▶ Yapılacaklar:
1) İmamoğlu'nun muhasebesini anlatan metne göre, Erdoğan başörtülü kadınlardan yüzde kaç oy almış?
2) İmamoğlu'nun muhasebesini anlatan metindeki "İMAMOĞLU’NUN MUHASEBESİ" ile başlayıp "onun masasına koymuşlar." ile biten bölümü, "düşünce kuruluşları" yerine "araştırma merkezleri" koyarak güncelleyip yeniden yazar mısınız?

┌─ Okuma metni

İMAMOĞLU’NUN MUHASEBESİ
Tam da bunları düşünürken, CHP içinde, bir seçim raporu olduğunu öğrendim. Kaynağı, Ekrem İmamoğlu’nun çalıştığı düşünce kuruluşları. İmamoğlu’nun isteğiyle, “Neden kaybettik?” muhasebesi yapıp onun masasına koymuşlar.
Raporu okudum, önce “Kim kime oy verdi?” analizi yapılmış. Erdoğan’ın en yüksek oy aldığı seçmen grupları şöyle sıralanmış: Başörtülü kadınlar yüzde 70.1, düşük eğitimliler yüzde 62.3, “dindarım” diyenler yüzde 62, ev kadınları yüzde 61.3, milliyetçiler yüzde 57.7.
Aynı liste Kılıçdaroğlu’nda farklı: Öğrencilerde yüzde 52, üniversite mezunlarında yüzde 57.8, Atatürkçülerde yüzde 58.3. Öte yandan “dindarım” diyenlerde yüzde 33.6’da ve milliyetçilerde yüzde 35’te kalmış.
GÜNDEMİ ERDOĞAN BELİRLEDİ
Peki raporda muhasebe nasıl yapılmış?
Raporda yazanlardan bir özet yapayım...
- Seçimin gündemini Erdoğan kampanyası belirledi: İktidar kanadının muhalefete dönük “Yönetemezler, dağınıklar, tutarlı değiller, kaos çıkarırlar” ve “Terörle işbirliği yapıyorlar, güvenlik krizi yaratırlar” eleştirileri karşılık buldu.
- Yönetim mimarisi ve Millet İttifakı’nın itibar kaybı: Masa, bakanlıkların, vekilliklerin ve bürokrasinin paylaşıldığı bir çıkar ittifakı olarak algılanmaya başlandı. Bakanlar ve kilit bürokratlar kadrosunun masada konuşulmadığı, üzerinde uzlaşılmadığı görüldü.
- Muhalefet, iktidarın terör bağlamında topluma derinden hissettirdiği güvenlik talebini hafife aldı, güvenlik-demokrasi/özgürlük dengesi etrafında ikna edici bir gündem oluşturamadı. CHP-HDP koalisyonu söylemi etkili oldu, karşılık verilemedi. Kürtleri incitmeden milliyetçi seçmenin yatıştırılması da mümkündü. Ancak kampanya güvenlik talebini önce görmezden gelip sonra da aşırı yatırım yapınca tutarsızlık daha da belirginleşti.

└─
┌─ Ham kayıtlar

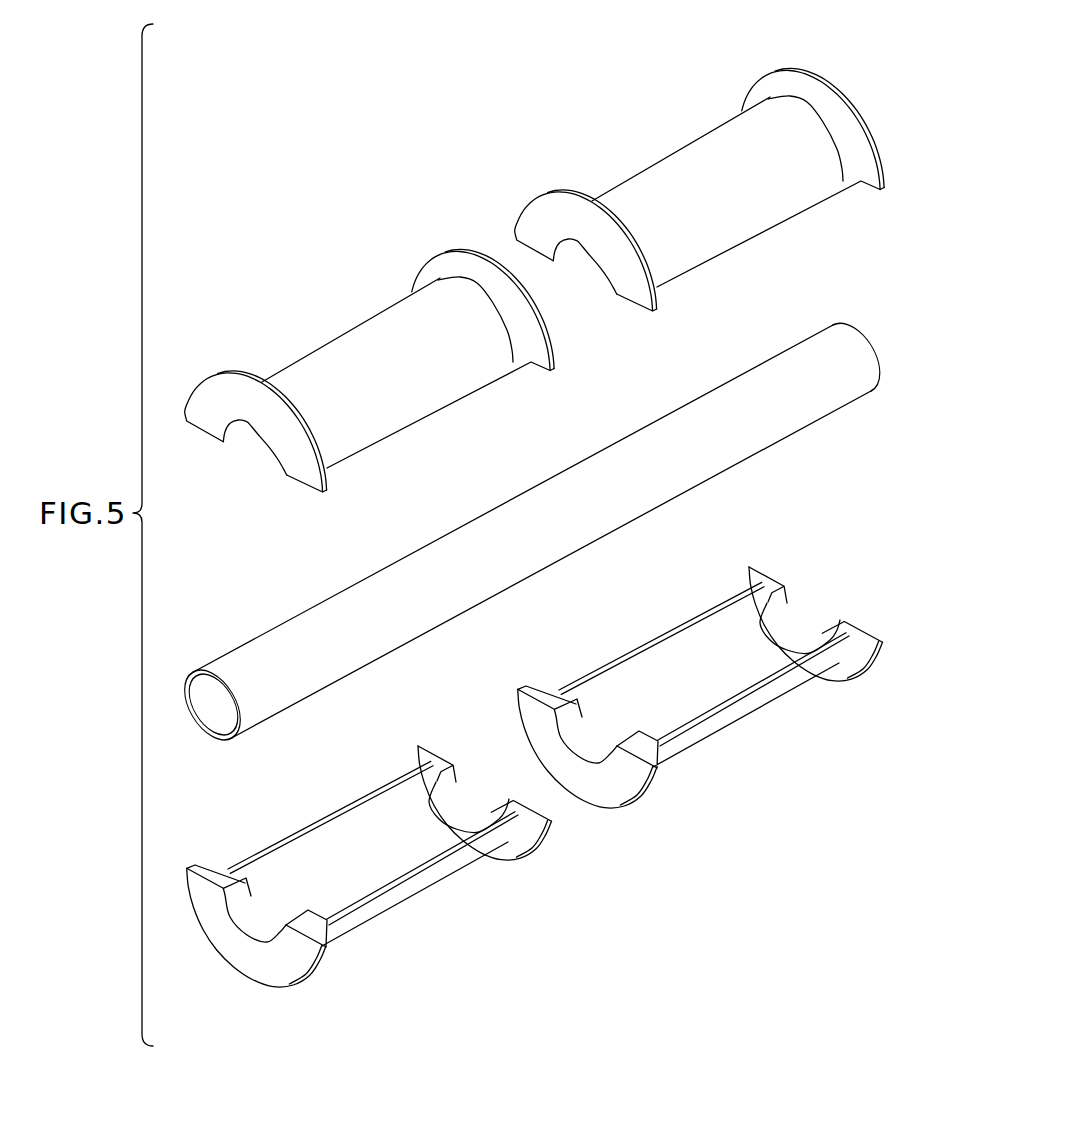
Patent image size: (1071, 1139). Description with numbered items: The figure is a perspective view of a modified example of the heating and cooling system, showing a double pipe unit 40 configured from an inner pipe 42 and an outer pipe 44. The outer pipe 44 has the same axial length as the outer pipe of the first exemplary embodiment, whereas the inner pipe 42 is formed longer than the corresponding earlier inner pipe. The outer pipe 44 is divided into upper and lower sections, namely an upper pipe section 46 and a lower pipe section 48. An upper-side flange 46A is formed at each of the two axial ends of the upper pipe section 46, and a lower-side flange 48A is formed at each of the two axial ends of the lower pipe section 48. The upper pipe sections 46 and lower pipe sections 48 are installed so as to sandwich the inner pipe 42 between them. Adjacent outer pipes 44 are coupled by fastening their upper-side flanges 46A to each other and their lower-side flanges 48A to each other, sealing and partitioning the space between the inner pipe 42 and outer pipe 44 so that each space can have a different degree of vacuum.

The double pipe unit 40 is at (454, 113).
The inner pipe 42 is at (221, 656).
The outer pipe 44 is at (532, 535).
The upper pipe section 46 is at (337, 325).
The upper-side flange 46A is at (191, 388).
The lower pipe section 48 is at (437, 900).
The lower-side flange 48A is at (243, 984).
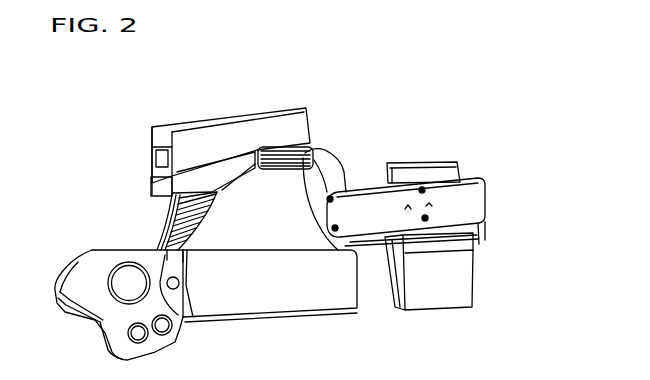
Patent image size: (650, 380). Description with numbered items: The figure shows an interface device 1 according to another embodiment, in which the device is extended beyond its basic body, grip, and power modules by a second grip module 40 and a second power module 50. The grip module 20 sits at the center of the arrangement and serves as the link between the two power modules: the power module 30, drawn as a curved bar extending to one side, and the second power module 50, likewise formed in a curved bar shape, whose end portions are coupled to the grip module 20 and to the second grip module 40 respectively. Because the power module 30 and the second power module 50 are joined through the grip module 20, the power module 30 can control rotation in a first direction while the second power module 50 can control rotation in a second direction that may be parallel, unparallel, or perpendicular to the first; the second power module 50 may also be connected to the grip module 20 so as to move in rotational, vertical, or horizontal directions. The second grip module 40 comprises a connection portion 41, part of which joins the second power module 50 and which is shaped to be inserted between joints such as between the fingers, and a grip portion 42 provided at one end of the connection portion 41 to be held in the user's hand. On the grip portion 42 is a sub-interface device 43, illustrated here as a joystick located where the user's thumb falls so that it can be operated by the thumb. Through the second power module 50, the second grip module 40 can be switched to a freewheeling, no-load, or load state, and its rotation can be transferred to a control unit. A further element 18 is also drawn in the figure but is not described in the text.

The interface device 1 is at (374, 95).
The second power module 50 is at (257, 126).
The grip module 20 is at (305, 152).
The power module 30 is at (478, 180).
The block 18 is at (458, 288).
The grip portion 42 is at (286, 300).
The second grip module 40 is at (155, 250).
The connection portion 41 is at (160, 227).
The sub-interface device 43 is at (137, 292).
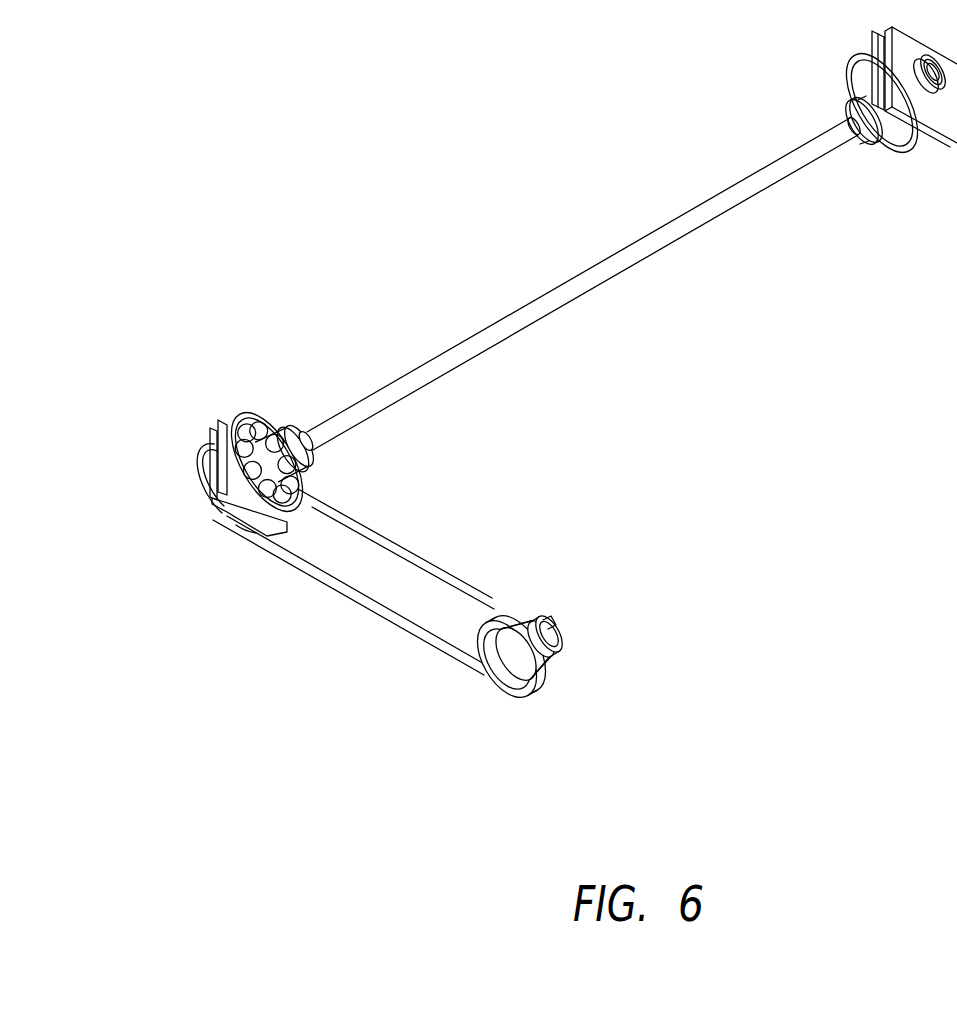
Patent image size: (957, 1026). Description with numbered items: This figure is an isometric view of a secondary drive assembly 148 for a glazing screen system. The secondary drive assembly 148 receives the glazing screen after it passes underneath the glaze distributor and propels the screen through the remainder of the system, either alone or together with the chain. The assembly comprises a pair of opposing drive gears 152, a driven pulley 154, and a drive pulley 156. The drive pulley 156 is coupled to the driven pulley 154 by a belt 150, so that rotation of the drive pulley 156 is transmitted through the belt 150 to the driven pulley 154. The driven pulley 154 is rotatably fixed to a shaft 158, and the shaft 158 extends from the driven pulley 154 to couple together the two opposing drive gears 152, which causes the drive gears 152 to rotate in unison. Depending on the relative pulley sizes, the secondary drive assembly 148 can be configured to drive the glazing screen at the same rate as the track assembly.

The secondary drive assembly 148 is at (420, 122).
The belt 150 is at (365, 610).
The drive gears 152 is at (272, 417).
The driven pulley 154 is at (190, 470).
The drive pulley 156 is at (492, 678).
The shaft 158 is at (504, 316).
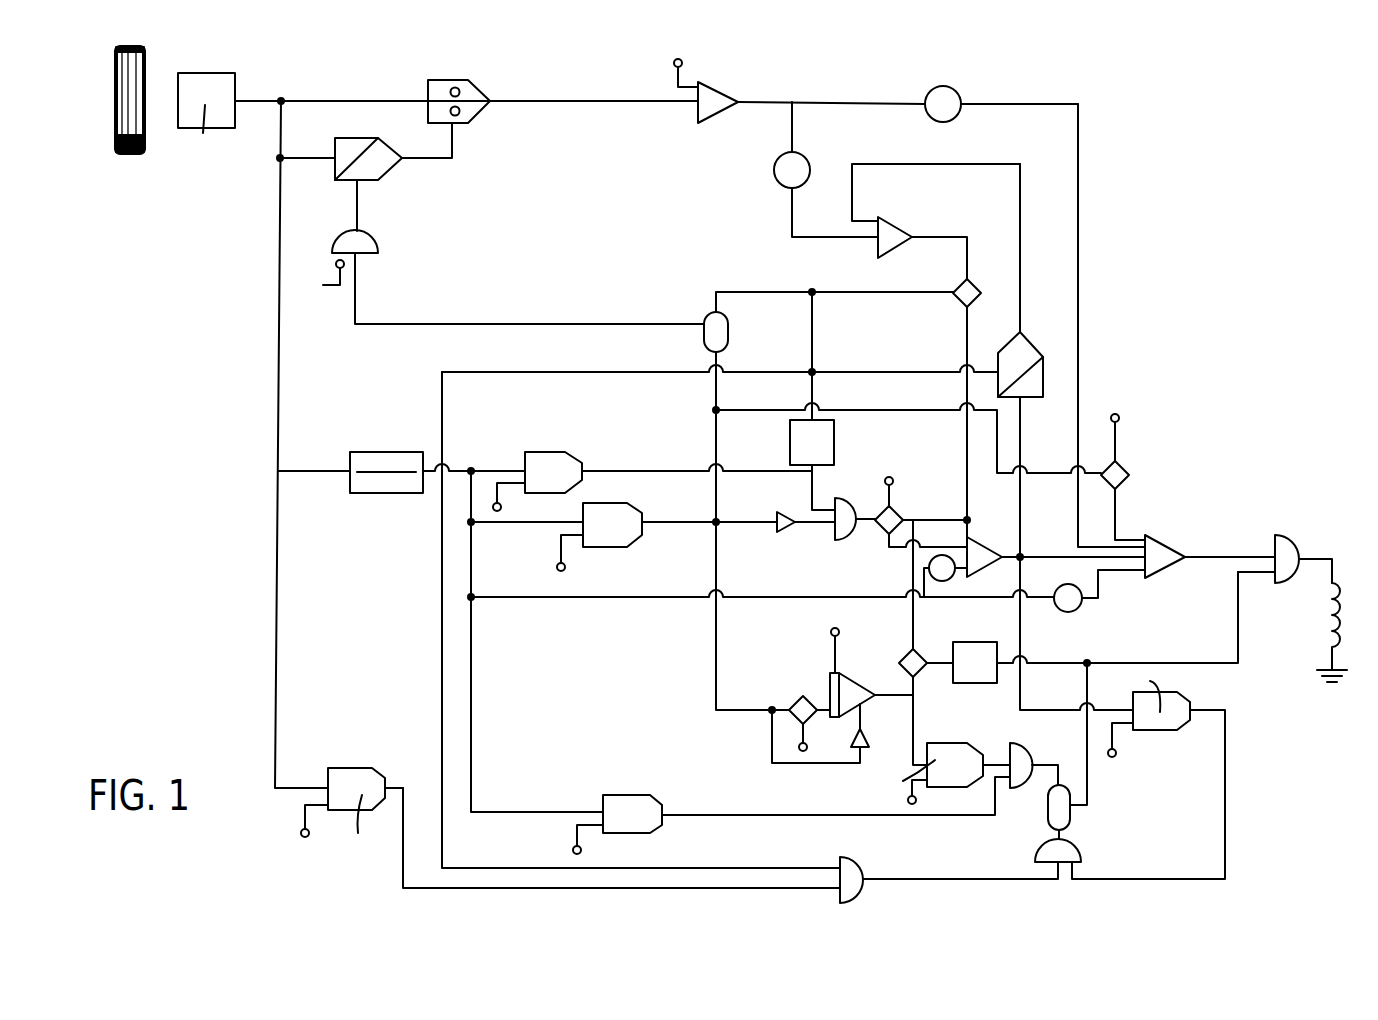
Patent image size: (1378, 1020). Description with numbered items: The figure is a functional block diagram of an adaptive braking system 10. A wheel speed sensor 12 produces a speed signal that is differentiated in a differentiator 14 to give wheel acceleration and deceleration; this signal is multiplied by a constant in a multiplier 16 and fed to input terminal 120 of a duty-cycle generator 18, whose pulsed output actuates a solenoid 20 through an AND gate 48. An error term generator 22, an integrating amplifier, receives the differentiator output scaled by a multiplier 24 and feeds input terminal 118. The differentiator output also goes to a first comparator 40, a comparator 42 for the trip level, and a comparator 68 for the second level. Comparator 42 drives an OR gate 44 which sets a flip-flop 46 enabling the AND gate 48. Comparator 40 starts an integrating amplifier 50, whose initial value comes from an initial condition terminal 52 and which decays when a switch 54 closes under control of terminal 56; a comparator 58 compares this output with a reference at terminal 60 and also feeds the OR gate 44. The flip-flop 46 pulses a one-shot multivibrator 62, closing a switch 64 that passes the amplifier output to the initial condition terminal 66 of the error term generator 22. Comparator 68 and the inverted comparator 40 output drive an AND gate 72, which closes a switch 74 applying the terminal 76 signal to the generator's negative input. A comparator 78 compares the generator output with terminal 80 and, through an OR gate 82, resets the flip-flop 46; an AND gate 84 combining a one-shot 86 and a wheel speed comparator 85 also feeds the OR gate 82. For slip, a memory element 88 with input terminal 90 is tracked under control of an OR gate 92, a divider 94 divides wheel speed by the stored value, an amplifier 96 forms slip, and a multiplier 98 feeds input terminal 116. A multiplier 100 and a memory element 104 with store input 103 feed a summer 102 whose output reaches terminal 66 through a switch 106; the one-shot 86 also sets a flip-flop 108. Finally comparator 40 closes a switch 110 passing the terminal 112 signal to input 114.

The adaptive braking system 10 is at (310, 89).
The wheel speed sensor 12 is at (199, 61).
The differentiator 14 is at (353, 452).
The multiplier 16 is at (1066, 584).
The duty-cycle generator 18 is at (1180, 552).
The solenoid 20 is at (1326, 612).
The error term generator 22 is at (982, 541).
The multiplier 24 is at (955, 578).
The first comparator 40 is at (631, 547).
The comparator 42 is at (650, 795).
The OR gate 44 is at (1030, 760).
The flip-flop 46 is at (1075, 810).
The AND gate 48 is at (1290, 540).
The integrating amplifier 50 is at (852, 678).
The initial condition terminal 52 is at (828, 645).
The switch 54 is at (789, 704).
The terminal 56 is at (808, 745).
The comparator 58 is at (968, 745).
The terminal 60 is at (918, 798).
The one-shot multivibrator 62 is at (986, 642).
The switch 64 is at (915, 650).
The initial condition terminal 66 is at (975, 520).
The comparator 68 is at (543, 452).
The AND gate 72 is at (842, 503).
The switch 74 is at (905, 500).
The terminal 76 is at (900, 480).
The comparator 78 is at (1186, 693).
The terminal 80 is at (1118, 746).
The OR gate 82 is at (1082, 851).
The AND gate 84 is at (866, 870).
The comparator 85 is at (370, 768).
The one-shot 86 is at (836, 428).
The memory element 88 is at (394, 172).
The input terminal 90 is at (303, 165).
The OR gate 92 is at (365, 241).
The divider 94 is at (489, 86).
The amplifier 96 is at (727, 92).
The multiplier 98 is at (960, 93).
The multiplier 100 is at (775, 167).
The summer 102 is at (904, 226).
The store input 103 is at (983, 372).
The memory element 104 is at (1030, 346).
The switch 106 is at (955, 287).
The flip-flop 108 is at (704, 318).
The switch 110 is at (1130, 468).
The terminal 112 is at (1121, 430).
The input 114 is at (1135, 540).
The input terminal 116 is at (1096, 548).
The input terminal 118 is at (1060, 555).
The input terminal 120 is at (1125, 573).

└─

▶ Cevaplar:
1) Yüzde 70.1

2)
İMAMOĞLU’NUN MUHASEBESİ
Tam da bunları düşünürken, CHP içinde, bir seçim raporu olduğunu öğrendim. Kaynağı, Ekrem İmamoğlu’nun çalıştığı araştırma merkezleri. İmamoğlu’nun isteğiyle, “Neden kaybettik?” muhasebesi yapıp onun masasına koymuşlar.